### Written task
Each line below should be quoted exactly, please.

[Dataset excerpts]
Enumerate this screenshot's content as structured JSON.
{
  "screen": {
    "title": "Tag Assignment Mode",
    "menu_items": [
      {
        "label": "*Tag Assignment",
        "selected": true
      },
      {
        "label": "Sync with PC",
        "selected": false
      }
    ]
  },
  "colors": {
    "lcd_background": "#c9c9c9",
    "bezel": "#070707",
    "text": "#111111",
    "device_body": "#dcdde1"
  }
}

### Result of this task
Enumerate this screenshot's content as structured JSON.
{
  "screen": {
    "title": "Tag Assignment Mode",
    "menu_items": [
      {
        "label": "*Tag Assignment",
        "selected": true
      },
      {
        "label": "Sync with PC",
        "selected": false
      }
    ]
  },
  "colors": {
    "lcd_background": "#c9c9c9",
    "bezel": "#070707",
    "text": "#111111",
    "device_body": "#dcdde1"
  }
}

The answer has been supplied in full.